==== Working data

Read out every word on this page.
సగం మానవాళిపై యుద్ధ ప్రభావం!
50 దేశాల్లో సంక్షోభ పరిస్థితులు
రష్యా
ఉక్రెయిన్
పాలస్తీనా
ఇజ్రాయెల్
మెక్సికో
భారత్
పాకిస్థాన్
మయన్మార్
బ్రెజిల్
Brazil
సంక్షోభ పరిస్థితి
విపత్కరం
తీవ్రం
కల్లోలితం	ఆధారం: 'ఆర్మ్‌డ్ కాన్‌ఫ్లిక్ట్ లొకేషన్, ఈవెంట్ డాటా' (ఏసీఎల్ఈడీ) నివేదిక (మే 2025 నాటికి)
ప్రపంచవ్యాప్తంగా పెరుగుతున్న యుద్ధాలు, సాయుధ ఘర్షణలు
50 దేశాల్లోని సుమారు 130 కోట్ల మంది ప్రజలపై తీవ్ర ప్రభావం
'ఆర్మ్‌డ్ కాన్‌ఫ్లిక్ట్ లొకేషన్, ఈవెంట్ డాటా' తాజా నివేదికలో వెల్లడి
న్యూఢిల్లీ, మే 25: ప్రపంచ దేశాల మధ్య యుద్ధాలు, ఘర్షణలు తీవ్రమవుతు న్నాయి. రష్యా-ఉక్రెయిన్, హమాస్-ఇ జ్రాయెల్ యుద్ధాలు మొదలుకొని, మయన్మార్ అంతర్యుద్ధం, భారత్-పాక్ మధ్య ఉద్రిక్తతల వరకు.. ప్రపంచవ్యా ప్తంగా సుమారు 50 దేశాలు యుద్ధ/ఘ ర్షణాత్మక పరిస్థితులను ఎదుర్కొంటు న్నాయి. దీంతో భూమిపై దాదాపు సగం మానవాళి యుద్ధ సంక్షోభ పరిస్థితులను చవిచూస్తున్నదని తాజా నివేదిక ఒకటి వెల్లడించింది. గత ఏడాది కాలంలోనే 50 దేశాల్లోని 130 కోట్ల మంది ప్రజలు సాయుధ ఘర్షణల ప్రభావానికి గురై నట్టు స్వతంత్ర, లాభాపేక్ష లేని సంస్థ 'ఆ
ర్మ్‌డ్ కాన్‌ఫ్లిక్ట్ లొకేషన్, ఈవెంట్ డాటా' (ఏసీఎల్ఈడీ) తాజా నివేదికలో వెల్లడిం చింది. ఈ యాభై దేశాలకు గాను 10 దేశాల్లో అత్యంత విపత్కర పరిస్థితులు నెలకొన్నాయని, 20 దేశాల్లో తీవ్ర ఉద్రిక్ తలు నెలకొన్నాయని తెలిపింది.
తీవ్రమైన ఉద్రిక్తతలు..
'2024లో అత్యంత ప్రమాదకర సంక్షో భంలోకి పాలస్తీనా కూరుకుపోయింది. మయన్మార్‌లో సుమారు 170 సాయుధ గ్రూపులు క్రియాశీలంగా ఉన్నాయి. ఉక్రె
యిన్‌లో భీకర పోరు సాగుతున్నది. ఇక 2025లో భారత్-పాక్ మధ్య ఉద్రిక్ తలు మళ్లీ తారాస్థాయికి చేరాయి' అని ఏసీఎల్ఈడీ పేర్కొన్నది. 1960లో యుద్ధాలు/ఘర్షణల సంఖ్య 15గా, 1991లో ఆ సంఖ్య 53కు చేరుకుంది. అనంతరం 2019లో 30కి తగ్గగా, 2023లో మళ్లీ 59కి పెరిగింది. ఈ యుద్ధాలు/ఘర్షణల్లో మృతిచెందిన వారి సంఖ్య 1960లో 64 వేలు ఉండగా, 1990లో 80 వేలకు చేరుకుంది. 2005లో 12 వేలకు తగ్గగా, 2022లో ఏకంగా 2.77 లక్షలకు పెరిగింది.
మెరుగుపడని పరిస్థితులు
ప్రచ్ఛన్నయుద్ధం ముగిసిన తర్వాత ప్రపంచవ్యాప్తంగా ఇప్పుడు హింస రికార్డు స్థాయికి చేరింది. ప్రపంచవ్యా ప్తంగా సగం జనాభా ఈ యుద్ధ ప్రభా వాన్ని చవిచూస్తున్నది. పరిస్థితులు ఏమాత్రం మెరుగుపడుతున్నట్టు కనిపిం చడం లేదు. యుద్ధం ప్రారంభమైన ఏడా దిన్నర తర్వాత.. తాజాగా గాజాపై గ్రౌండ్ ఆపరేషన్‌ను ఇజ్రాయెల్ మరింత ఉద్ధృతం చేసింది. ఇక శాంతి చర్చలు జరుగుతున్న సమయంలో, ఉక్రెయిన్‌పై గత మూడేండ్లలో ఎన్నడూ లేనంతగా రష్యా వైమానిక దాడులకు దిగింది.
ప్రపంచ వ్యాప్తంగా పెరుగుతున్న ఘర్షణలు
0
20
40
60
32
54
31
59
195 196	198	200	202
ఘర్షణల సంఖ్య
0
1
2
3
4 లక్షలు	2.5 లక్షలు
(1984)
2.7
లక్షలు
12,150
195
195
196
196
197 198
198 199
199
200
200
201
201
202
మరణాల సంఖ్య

========

**Exercise directions:** Each record above should be restated word for word.

**Expected answer:**
Read out every word on this page.
సగం మానవాళిపై యుద్ధ ప్రభావం!
50 దేశాల్లో సంక్షోభ పరిస్థితులు
రష్యా
ఉక్రెయిన్
పాలస్తీనా
ఇజ్రాయెల్
మెక్సికో
భారత్
పాకిస్థాన్
మయన్మార్
బ్రెజిల్
Brazil
సంక్షోభ పరిస్థితి
విపత్కరం
తీవ్రం
కల్లోలితం	ఆధారం: 'ఆర్మ్‌డ్ కాన్‌ఫ్లిక్ట్ లొకేషన్, ఈవెంట్ డాటా' (ఏసీఎల్ఈడీ) నివేదిక (మే 2025 నాటికి)
ప్రపంచవ్యాప్తంగా పెరుగుతున్న యుద్ధాలు, సాయుధ ఘర్షణలు
50 దేశాల్లోని సుమారు 130 కోట్ల మంది ప్రజలపై తీవ్ర ప్రభావం
'ఆర్మ్‌డ్ కాన్‌ఫ్లిక్ట్ లొకేషన్, ఈవెంట్ డాటా' తాజా నివేదికలో వెల్లడి
న్యూఢిల్లీ, మే 25: ప్రపంచ దేశాల మధ్య యుద్ధాలు, ఘర్షణలు తీవ్రమవుతు న్నాయి. రష్యా-ఉక్రెయిన్, హమాస్-ఇ జ్రాయెల్ యుద్ధాలు మొదలుకొని, మయన్మార్ అంతర్యుద్ధం, భారత్-పాక్ మధ్య ఉద్రిక్తతల వరకు.. ప్రపంచవ్యా ప్తంగా సుమారు 50 దేశాలు యుద్ధ/ఘ ర్షణాత్మక పరిస్థితులను ఎదుర్కొంటు న్నాయి. దీంతో భూమిపై దాదాపు సగం మానవాళి యుద్ధ సంక్షోభ పరిస్థితులను చవిచూస్తున్నదని తాజా నివేదిక ఒకటి వెల్లడించింది. గత ఏడాది కాలంలోనే 50 దేశాల్లోని 130 కోట్ల మంది ప్రజలు సాయుధ ఘర్షణల ప్రభావానికి గురై నట్టు స్వతంత్ర, లాభాపేక్ష లేని సంస్థ 'ఆ
ర్మ్‌డ్ కాన్‌ఫ్లిక్ట్ లొకేషన్, ఈవెంట్ డాటా' (ఏసీఎల్ఈడీ) తాజా నివేదికలో వెల్లడిం చింది. ఈ యాభై దేశాలకు గాను 10 దేశాల్లో అత్యంత విపత్కర పరిస్థితులు నెలకొన్నాయని, 20 దేశాల్లో తీవ్ర ఉద్రిక్ తలు నెలకొన్నాయని తెలిపింది.
తీవ్రమైన ఉద్రిక్తతలు..
'2024లో అత్యంత ప్రమాదకర సంక్షో భంలోకి పాలస్తీనా కూరుకుపోయింది. మయన్మార్‌లో సుమారు 170 సాయుధ గ్రూపులు క్రియాశీలంగా ఉన్నాయి. ఉక్రె
యిన్‌లో భీకర పోరు సాగుతున్నది. ఇక 2025లో భారత్-పాక్ మధ్య ఉద్రిక్ తలు మళ్లీ తారాస్థాయికి చేరాయి' అని ఏసీఎల్ఈడీ పేర్కొన్నది. 1960లో యుద్ధాలు/ఘర్షణల సంఖ్య 15గా, 1991లో ఆ సంఖ్య 53కు చేరుకుంది. అనంతరం 2019లో 30కి తగ్గగా, 2023లో మళ్లీ 59కి పెరిగింది. ఈ యుద్ధాలు/ఘర్షణల్లో మృతిచెందిన వారి సంఖ్య 1960లో 64 వేలు ఉండగా, 1990లో 80 వేలకు చేరుకుంది. 2005లో 12 వేలకు తగ్గగా, 2022లో ఏకంగా 2.77 లక్షలకు పెరిగింది.
మెరుగుపడని పరిస్థితులు
ప్రచ్ఛన్నయుద్ధం ముగిసిన తర్వాత ప్రపంచవ్యాప్తంగా ఇప్పుడు హింస రికార్డు స్థాయికి చేరింది. ప్రపంచవ్యా ప్తంగా సగం జనాభా ఈ యుద్ధ ప్రభా వాన్ని చవిచూస్తున్నది. పరిస్థితులు ఏమాత్రం మెరుగుపడుతున్నట్టు కనిపిం చడం లేదు. యుద్ధం ప్రారంభమైన ఏడా దిన్నర తర్వాత.. తాజాగా గాజాపై గ్రౌండ్ ఆపరేషన్‌ను ఇజ్రాయెల్ మరింత ఉద్ధృతం చేసింది. ఇక శాంతి చర్చలు జరుగుతున్న సమయంలో, ఉక్రెయిన్‌పై గత మూడేండ్లలో ఎన్నడూ లేనంతగా రష్యా వైమానిక దాడులకు దిగింది.
ప్రపంచ వ్యాప్తంగా పెరుగుతున్న ఘర్షణలు
0
20
40
60
32
54
31
59
195 196	198	200	202
ఘర్షణల సంఖ్య
0
1
2
3
4 లక్షలు	2.5 లక్షలు
(1984)
2.7
లక్షలు
12,150
195
195
196
196
197 198
198 199
199
200
200
201
201
202
మరణాల సంఖ్య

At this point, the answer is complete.